GIVEN INSTRUCTION:
In the records below, tally every line containing "type". Report only the total.

(Dataset entries on figures)
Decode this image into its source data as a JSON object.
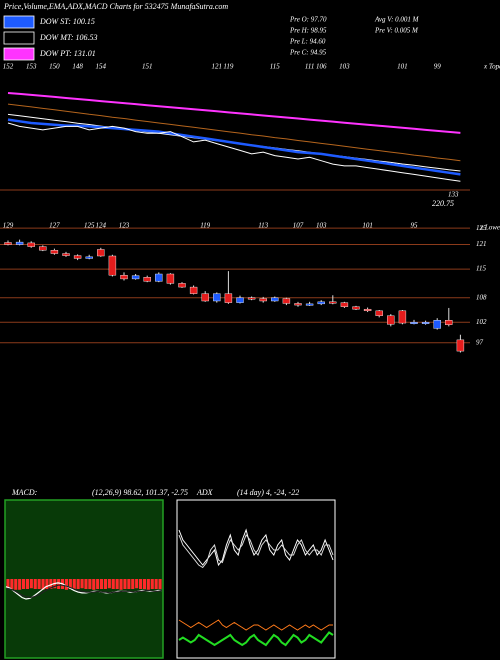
{
  "header": {
    "title": "Price,Volume,EMA,ADX,MACD Charts for 532475 MunafaSutra.com",
    "legend": [
      {
        "label": "DOW ST: 100.15",
        "color": "#1e5bff"
      },
      {
        "label": "DOW MT: 106.53",
        "color": "#000000"
      },
      {
        "label": "DOW PT: 131.01",
        "color": "#ff33ff"
      }
    ],
    "info": [
      "Pre  O: 97.70",
      "Pre  H: 98.95",
      "Pre  L: 94.60",
      "Pre  C: 94.95"
    ],
    "volume": [
      "Avg V: 0.001 M",
      "Pre  V: 0.005 M"
    ]
  },
  "chart_data": [
    {
      "type": "line",
      "categories": [
        "152",
        null,
        "153",
        null,
        "150",
        null,
        "148",
        null,
        "154",
        null,
        null,
        null,
        "151",
        null,
        null,
        null,
        null,
        null,
        "121",
        "119",
        null,
        null,
        null,
        "115",
        null,
        null,
        "111",
        "106",
        null,
        "103",
        null,
        null,
        null,
        null,
        "101",
        null,
        null,
        "99",
        null,
        null
      ],
      "corner_label": "x Topa",
      "annotations": [
        "133",
        "220.75"
      ],
      "ylim": [
        90,
        160
      ],
      "series": [
        {
          "name": "DOW PT: 131.01",
          "color": "#ff33ff",
          "values": [
            149.5,
            149,
            148.4,
            147.8,
            147.2,
            146.6,
            146,
            145.4,
            144.8,
            144.2,
            143.6,
            143,
            142.4,
            141.8,
            141.2,
            140.6,
            140,
            139.4,
            138.8,
            138.2,
            137.6,
            137,
            136.4,
            135.8,
            135.2,
            134.6,
            134,
            133.4,
            132.8,
            132.2,
            131.6,
            131,
            130.4,
            129.8,
            129.2,
            128.6,
            128,
            127.4,
            126.8,
            126.2
          ]
        },
        {
          "color": "#b5651d",
          "values": [
            143,
            142.2,
            141.4,
            140.5,
            139.7,
            138.8,
            138,
            137.1,
            136.3,
            135.4,
            134.6,
            133.7,
            132.9,
            132,
            131.2,
            130.3,
            129.5,
            128.6,
            127.8,
            126.9,
            126.1,
            125.2,
            124.4,
            123.5,
            122.7,
            121.8,
            121,
            120.1,
            119.3,
            118.4,
            117.6,
            116.7,
            115.9,
            115,
            114.2,
            113.3,
            112.5,
            111.6,
            110.8,
            110
          ]
        },
        {
          "name": "DOW MT: 106.53",
          "color": "#ffffff",
          "values": [
            137,
            136.2,
            135.3,
            134.5,
            133.6,
            132.8,
            131.9,
            131.1,
            130.2,
            129.4,
            128.5,
            127.7,
            126.8,
            126,
            125.1,
            124.3,
            123.4,
            122.6,
            121.7,
            120.9,
            120,
            119.2,
            118.3,
            117.5,
            116.6,
            115.8,
            114.9,
            114.1,
            113.2,
            112.4,
            111.5,
            110.7,
            109.8,
            109,
            108.1,
            107.3,
            106.4,
            105.6,
            104.7,
            104
          ]
        },
        {
          "name": "DOW ST: 100.15",
          "color": "#1e5bff",
          "values": [
            134,
            133,
            132,
            131.5,
            131,
            130.5,
            130.5,
            130,
            129.5,
            129,
            128.5,
            128,
            127.5,
            127,
            126,
            125,
            124,
            123,
            122,
            121,
            120,
            119,
            118,
            117,
            116,
            115,
            114.5,
            114,
            113,
            112,
            111,
            110,
            109,
            108,
            107,
            106,
            105,
            104,
            103,
            102
          ]
        },
        {
          "color": "#ffffff",
          "values": [
            132,
            130,
            129,
            128,
            129,
            130,
            130,
            128,
            129,
            130,
            129,
            127,
            126,
            126,
            127,
            124,
            121,
            122,
            120,
            118,
            116,
            114,
            115,
            113,
            112,
            111,
            112,
            110,
            108,
            107,
            107,
            106,
            105,
            104,
            103,
            102,
            101,
            100,
            99,
            98
          ]
        }
      ]
    },
    {
      "type": "candlestick",
      "categories": [
        "129",
        null,
        null,
        null,
        "127",
        null,
        null,
        "125",
        "124",
        null,
        "123",
        null,
        null,
        null,
        null,
        null,
        null,
        "119",
        null,
        null,
        null,
        null,
        "113",
        null,
        null,
        "107",
        null,
        "103",
        null,
        null,
        null,
        "101",
        null,
        null,
        null,
        "95",
        null,
        null,
        null,
        null
      ],
      "corner_label": "x Lowes",
      "up_color": "#1e5bff",
      "down_color": "#e51c1c",
      "ylim": [
        94,
        127
      ],
      "yticks": [
        125,
        121,
        115,
        108,
        102,
        97
      ],
      "open": [
        121.5,
        121.0,
        121.4,
        120.5,
        119.6,
        118.8,
        118.3,
        117.6,
        119.8,
        118.2,
        113.5,
        112.6,
        113.0,
        112.0,
        113.8,
        111.5,
        110.6,
        109.0,
        107.2,
        109.0,
        106.8,
        108.0,
        107.8,
        107.2,
        107.8,
        106.6,
        106.2,
        106.5,
        107.0,
        106.8,
        105.8,
        105.2,
        104.8,
        103.6,
        104.8,
        101.8,
        101.8,
        100.5,
        102.5,
        97.7
      ],
      "high": [
        122.0,
        122.2,
        121.8,
        120.8,
        120.0,
        119.2,
        118.6,
        118.5,
        120.2,
        118.5,
        114.2,
        113.8,
        113.4,
        114.2,
        114.0,
        111.8,
        111.0,
        109.6,
        109.3,
        114.5,
        108.5,
        108.3,
        108.2,
        108.3,
        108.0,
        107.0,
        107.0,
        107.4,
        108.6,
        107.0,
        106.0,
        105.6,
        105.0,
        104.0,
        105.0,
        102.6,
        102.4,
        103.0,
        105.5,
        98.95
      ],
      "low": [
        120.8,
        120.8,
        120.2,
        119.4,
        118.5,
        118.0,
        117.2,
        117.4,
        118.0,
        113.2,
        112.2,
        112.4,
        111.8,
        111.8,
        111.2,
        110.4,
        108.8,
        107.0,
        106.8,
        106.5,
        106.6,
        107.4,
        106.8,
        107.0,
        106.2,
        105.8,
        106.0,
        106.2,
        106.4,
        105.5,
        105.0,
        104.5,
        103.2,
        101.0,
        101.5,
        101.5,
        101.4,
        100.2,
        101.0,
        94.6
      ],
      "close": [
        121.0,
        121.6,
        120.5,
        119.6,
        118.8,
        118.3,
        117.6,
        118.0,
        118.2,
        113.5,
        112.6,
        113.4,
        112.0,
        113.8,
        111.5,
        110.6,
        109.0,
        107.2,
        109.0,
        106.8,
        108.0,
        107.8,
        107.2,
        108.0,
        106.6,
        106.2,
        106.5,
        107.0,
        106.8,
        105.8,
        105.2,
        104.8,
        103.6,
        101.5,
        101.8,
        102.0,
        102.0,
        102.5,
        101.4,
        94.95
      ]
    },
    {
      "type": "macd",
      "label": "MACD:",
      "params": "(12,26,9) 98.62, 101.37, -2.75",
      "ylim": [
        -10,
        10
      ],
      "histogram": {
        "color": "#ff2a2a",
        "values": [
          -1.3,
          -1.3,
          -1.4,
          -1.4,
          -1.3,
          -1.3,
          -1.2,
          -1.3,
          -1.3,
          -1.4,
          -1.3,
          -1.3,
          -1.2,
          -1.3,
          -1.3,
          -1.4,
          -1.3,
          -1.3,
          -1.3,
          -1.2,
          -1.3,
          -1.3,
          -1.4,
          -1.3,
          -1.3,
          -1.3,
          -1.2,
          -1.3,
          -1.3,
          -1.4,
          -1.3,
          -1.3,
          -1.3,
          -1.2,
          -1.3,
          -1.3,
          -1.4,
          -1.3,
          -1.3,
          -1.3
        ]
      },
      "series": [
        {
          "color": "#ffffff",
          "values": [
            -1.0,
            -1.2,
            -1.6,
            -2.0,
            -2.4,
            -2.6,
            -2.5,
            -2.2,
            -1.8,
            -1.4,
            -1.0,
            -0.8,
            -0.6,
            -0.5,
            -0.6,
            -0.9,
            -1.2,
            -1.5,
            -1.7,
            -1.8,
            -1.8,
            -1.7,
            -1.6,
            -1.6,
            -1.7,
            -1.8,
            -1.8,
            -1.7,
            -1.6,
            -1.6,
            -1.6,
            -1.7,
            -1.7,
            -1.6,
            -1.5,
            -1.5,
            -1.6,
            -1.6,
            -1.5,
            -1.5
          ]
        },
        {
          "color": "#222222",
          "values": [
            -1.2,
            -1.3,
            -1.5,
            -1.8,
            -2.1,
            -2.3,
            -2.4,
            -2.3,
            -2.1,
            -1.8,
            -1.5,
            -1.2,
            -1.0,
            -0.8,
            -0.8,
            -0.9,
            -1.1,
            -1.3,
            -1.5,
            -1.6,
            -1.7,
            -1.7,
            -1.7,
            -1.6,
            -1.7,
            -1.7,
            -1.8,
            -1.7,
            -1.7,
            -1.6,
            -1.6,
            -1.6,
            -1.7,
            -1.6,
            -1.6,
            -1.5,
            -1.5,
            -1.6,
            -1.6,
            -1.5
          ]
        }
      ]
    },
    {
      "type": "adx",
      "label": "ADX",
      "params": "(14 day) 4, -24, -22",
      "ylim": [
        0,
        60
      ],
      "series": [
        {
          "color": "#ffffff",
          "values": [
            50,
            46,
            44,
            42,
            40,
            38,
            36,
            38,
            40,
            42,
            36,
            38,
            44,
            48,
            42,
            40,
            46,
            50,
            44,
            40,
            42,
            46,
            48,
            42,
            40,
            44,
            46,
            40,
            38,
            42,
            46,
            44,
            40,
            42,
            44,
            40,
            42,
            46,
            42,
            38
          ]
        },
        {
          "color": "#dddddd",
          "values": [
            48,
            44,
            42,
            40,
            38,
            36,
            35,
            37,
            42,
            44,
            38,
            37,
            42,
            46,
            44,
            42,
            44,
            48,
            46,
            42,
            40,
            44,
            46,
            44,
            42,
            42,
            44,
            42,
            40,
            40,
            44,
            46,
            42,
            40,
            42,
            42,
            40,
            44,
            44,
            40
          ]
        },
        {
          "color": "#ff7a1a",
          "values": [
            14,
            13,
            12,
            11,
            12,
            13,
            12,
            11,
            12,
            13,
            14,
            12,
            11,
            12,
            13,
            12,
            11,
            10,
            11,
            12,
            12,
            11,
            10,
            11,
            12,
            11,
            10,
            11,
            12,
            11,
            10,
            11,
            12,
            11,
            12,
            11,
            10,
            11,
            12,
            12
          ]
        },
        {
          "color": "#22dd22",
          "values": [
            6,
            7,
            6,
            5,
            6,
            8,
            7,
            6,
            5,
            4,
            5,
            6,
            7,
            8,
            6,
            5,
            4,
            5,
            7,
            8,
            6,
            5,
            4,
            6,
            8,
            7,
            5,
            4,
            6,
            8,
            7,
            5,
            6,
            8,
            7,
            6,
            5,
            7,
            9,
            8
          ]
        }
      ]
    }
  ]
}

SOLUTION TO THIS TASK:
4